• [TASK MATERIAL]:
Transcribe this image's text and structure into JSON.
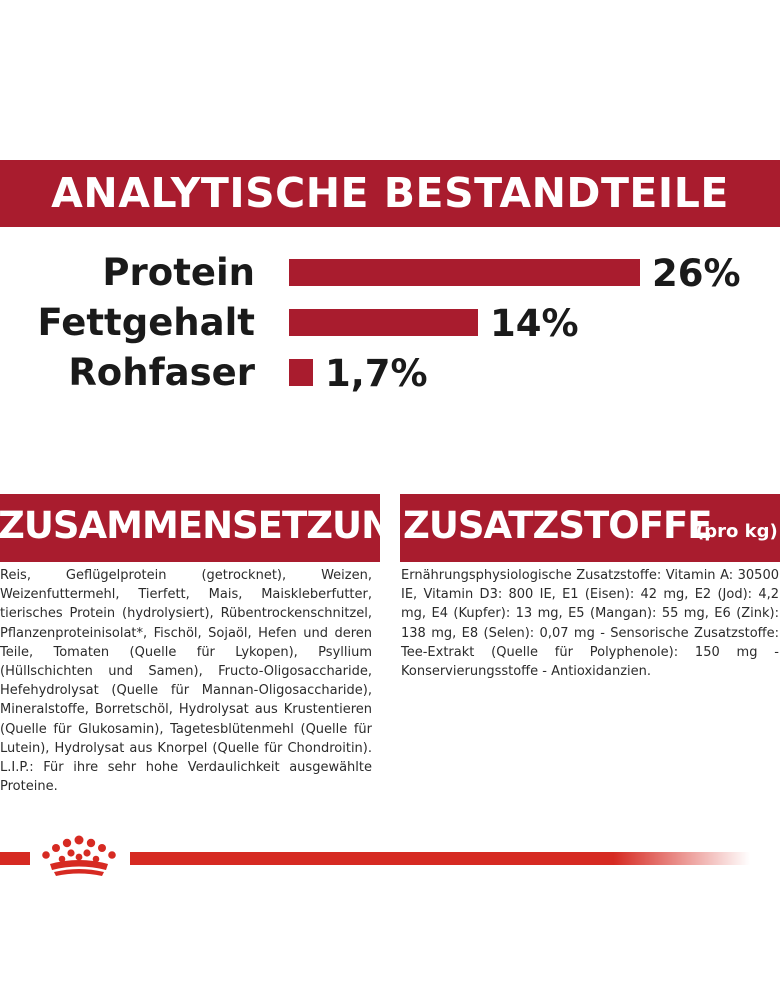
{
  "header": {
    "title": "ANALYTISCHE BESTANDTEILE"
  },
  "chart_data": {
    "type": "bar",
    "orientation": "horizontal",
    "categories": [
      "Protein",
      "Fettgehalt",
      "Rohfaser"
    ],
    "values": [
      26,
      14,
      1.7
    ],
    "value_labels": [
      "26%",
      "14%",
      "1,7%"
    ],
    "unit": "%",
    "title": "ANALYTISCHE BESTANDTEILE",
    "xlim": [
      0,
      26
    ],
    "grid": false,
    "legend": "none",
    "bar_color": "#a91c2e"
  },
  "composition": {
    "heading": "ZUSAMMENSETZUNG",
    "text": "Reis, Geflügelprotein (getrocknet), Weizen, Weizenfuttermehl, Tierfett, Mais, Maiskleberfutter, tierisches Protein (hydrolysiert), Rübentrockenschnitzel, Pflanzenproteinisolat*, Fischöl, Sojaöl, Hefen und deren Teile, Tomaten (Quelle für Lykopen), Psyllium (Hüllschichten und Samen), Fructo-Oligosaccharide, Hefehydrolysat (Quelle für Mannan-Oligosaccharide), Mineralstoffe, Borretschöl, Hydrolysat aus Krustentieren (Quelle für Glukosamin), Tagetesblütenmehl (Quelle für Lutein), Hydrolysat aus Knorpel (Quelle für Chondroitin). L.I.P.: Für ihre sehr hohe Verdaulichkeit ausgewählte Proteine."
  },
  "additives": {
    "heading": "ZUSATZSTOFFE",
    "heading_sub": "(pro kg)",
    "text": "Ernährungsphysiologische Zusatzstoffe: Vitamin A: 30500 IE, Vitamin D3: 800 IE, E1 (Eisen): 42 mg, E2 (Jod): 4,2 mg, E4 (Kupfer): 13 mg, E5 (Mangan): 55 mg, E6 (Zink): 138 mg, E8 (Selen): 0,07 mg - Sensorische Zusatzstoffe: Tee-Extrakt (Quelle für Polyphenole): 150 mg - Konservierungsstoffe - Antioxidanzien."
  },
  "footer": {
    "logo_icon": "crown-icon",
    "line_color": "#d62a22"
  }
}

• [EXERCISE AIM]: Report every line of the material above in which "BESTANDTEILE" appears.

• [RESULT BELOW]:
    "title": "ANALYTISCHE BESTANDTEILE"
    "title": "ANALYTISCHE BESTANDTEILE",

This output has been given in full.